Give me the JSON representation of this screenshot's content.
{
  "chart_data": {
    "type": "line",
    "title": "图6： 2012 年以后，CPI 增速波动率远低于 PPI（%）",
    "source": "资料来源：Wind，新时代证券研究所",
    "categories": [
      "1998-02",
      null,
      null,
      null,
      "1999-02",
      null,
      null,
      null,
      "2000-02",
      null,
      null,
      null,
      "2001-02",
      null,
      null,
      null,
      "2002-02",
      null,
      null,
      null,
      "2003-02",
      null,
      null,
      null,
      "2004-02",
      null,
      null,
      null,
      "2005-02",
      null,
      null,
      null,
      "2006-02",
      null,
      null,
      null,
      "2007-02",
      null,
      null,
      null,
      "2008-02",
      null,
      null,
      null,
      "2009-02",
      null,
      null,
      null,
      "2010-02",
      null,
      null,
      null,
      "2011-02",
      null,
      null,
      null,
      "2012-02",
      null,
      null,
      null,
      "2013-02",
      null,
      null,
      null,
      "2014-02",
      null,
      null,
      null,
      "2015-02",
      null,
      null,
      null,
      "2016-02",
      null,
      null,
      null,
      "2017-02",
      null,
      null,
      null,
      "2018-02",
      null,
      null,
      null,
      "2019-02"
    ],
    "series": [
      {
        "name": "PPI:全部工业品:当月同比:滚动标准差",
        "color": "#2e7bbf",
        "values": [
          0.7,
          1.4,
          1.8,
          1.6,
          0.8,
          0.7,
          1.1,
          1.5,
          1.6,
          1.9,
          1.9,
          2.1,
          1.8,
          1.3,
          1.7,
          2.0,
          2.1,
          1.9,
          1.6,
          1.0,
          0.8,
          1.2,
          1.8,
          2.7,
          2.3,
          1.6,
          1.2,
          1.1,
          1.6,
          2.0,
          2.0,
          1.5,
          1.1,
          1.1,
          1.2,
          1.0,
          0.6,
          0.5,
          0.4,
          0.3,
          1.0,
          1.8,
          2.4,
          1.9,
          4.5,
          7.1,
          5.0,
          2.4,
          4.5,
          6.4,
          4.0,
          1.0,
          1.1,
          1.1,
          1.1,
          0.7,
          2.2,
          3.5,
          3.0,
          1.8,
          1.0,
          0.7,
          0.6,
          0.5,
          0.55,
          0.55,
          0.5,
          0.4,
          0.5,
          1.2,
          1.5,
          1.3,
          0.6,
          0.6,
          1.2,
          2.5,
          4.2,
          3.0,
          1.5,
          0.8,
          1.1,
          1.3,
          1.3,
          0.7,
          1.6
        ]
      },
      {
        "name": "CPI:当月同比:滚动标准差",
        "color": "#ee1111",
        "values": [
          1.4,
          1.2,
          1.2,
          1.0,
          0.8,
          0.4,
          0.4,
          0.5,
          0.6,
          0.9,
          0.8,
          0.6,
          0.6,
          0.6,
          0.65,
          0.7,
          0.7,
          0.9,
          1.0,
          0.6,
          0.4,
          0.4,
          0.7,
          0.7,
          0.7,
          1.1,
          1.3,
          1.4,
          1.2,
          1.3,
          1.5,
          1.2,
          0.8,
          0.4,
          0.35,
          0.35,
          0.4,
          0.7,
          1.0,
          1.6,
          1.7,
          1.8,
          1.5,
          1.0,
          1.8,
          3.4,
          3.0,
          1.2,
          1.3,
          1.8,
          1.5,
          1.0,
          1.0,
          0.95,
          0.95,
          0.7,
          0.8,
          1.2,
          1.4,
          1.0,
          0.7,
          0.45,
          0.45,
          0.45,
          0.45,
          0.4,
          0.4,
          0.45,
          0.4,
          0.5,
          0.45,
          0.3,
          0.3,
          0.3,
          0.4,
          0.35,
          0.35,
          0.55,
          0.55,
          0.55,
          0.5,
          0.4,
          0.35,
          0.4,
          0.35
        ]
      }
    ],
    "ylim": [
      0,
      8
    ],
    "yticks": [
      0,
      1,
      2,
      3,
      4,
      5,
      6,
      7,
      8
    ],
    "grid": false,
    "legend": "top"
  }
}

- - - -

◆ AIM OF THE TASK
List each line holding the string "当月同比".

◆ FINAL RESULT
        "name": "PPI:全部工业品:当月同比:滚动标准差",
        "name": "CPI:当月同比:滚动标准差",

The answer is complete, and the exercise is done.